— Begin Data for processing —
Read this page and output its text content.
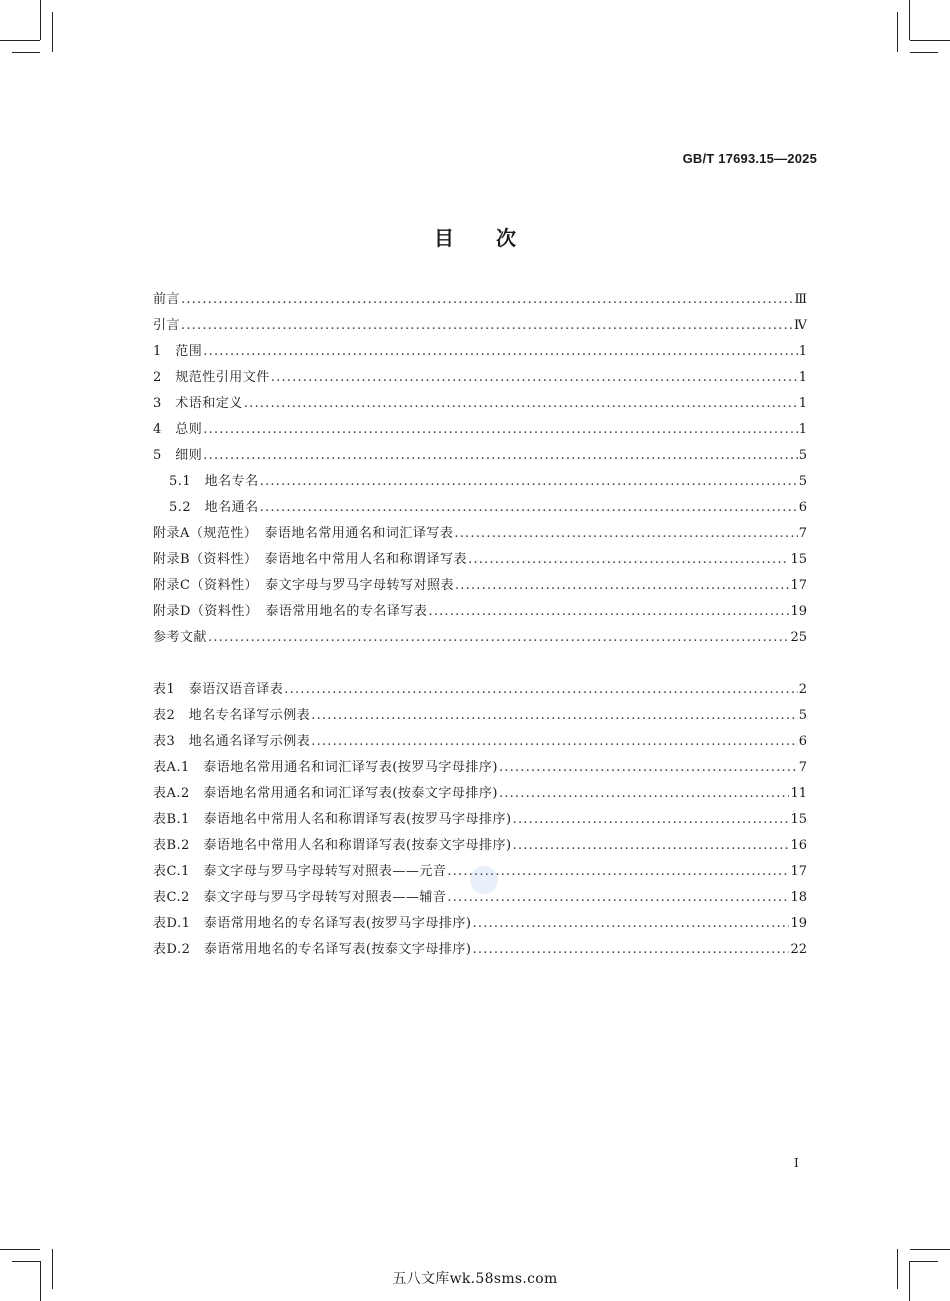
GB/T 17693.15—2025
目次
前言 .....	Ⅲ
引言 .....	Ⅳ
1　范围 .....	1
2　规范性引用文件 .....	1
3　术语和定义 .....	1
4　总则 .....	1
5　细则 .....	5
5.1　地名专名 .....	5
5.2　地名通名 .....	6
附录A（规范性）　泰语地名常用通名和词汇译写表 .....	7
附录B（资料性）　泰语地名中常用人名和称谓译写表 .....	15
附录C（资料性）　泰文字母与罗马字母转写对照表 .....	17
附录D（资料性）　泰语常用地名的专名译写表 .....	19
参考文献 .....	25
表1　泰语汉语音译表 .....	2
表2　地名专名译写示例表 .....	5
表3　地名通名译写示例表 .....	6
表A.1　泰语地名常用通名和词汇译写表(按罗马字母排序) .....	7
表A.2　泰语地名常用通名和词汇译写表(按泰文字母排序) .....	11
表B.1　泰语地名中常用人名和称谓译写表(按罗马字母排序) .....	15
表B.2　泰语地名中常用人名和称谓译写表(按泰文字母排序) .....	16
表C.1　泰文字母与罗马字母转写对照表——元音 .....	17
表C.2　泰文字母与罗马字母转写对照表——辅音 .....	18
表D.1　泰语常用地名的专名译写表(按罗马字母排序) .....	19
表D.2　泰语常用地名的专名译写表(按泰文字母排序) .....	22
I
五八文库wk.58sms.com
— End Data for processing —
- Exercise details -
The lines to collect are those holding the string "泰语地名中常用人名和称谓译写表"; copy them all.

- Answer for the task -
附录B（资料性）　泰语地名中常用人名和称谓译写表 .....	15
表B.1　泰语地名中常用人名和称谓译写表(按罗马字母排序) .....	15
表B.2　泰语地名中常用人名和称谓译写表(按泰文字母排序) .....	16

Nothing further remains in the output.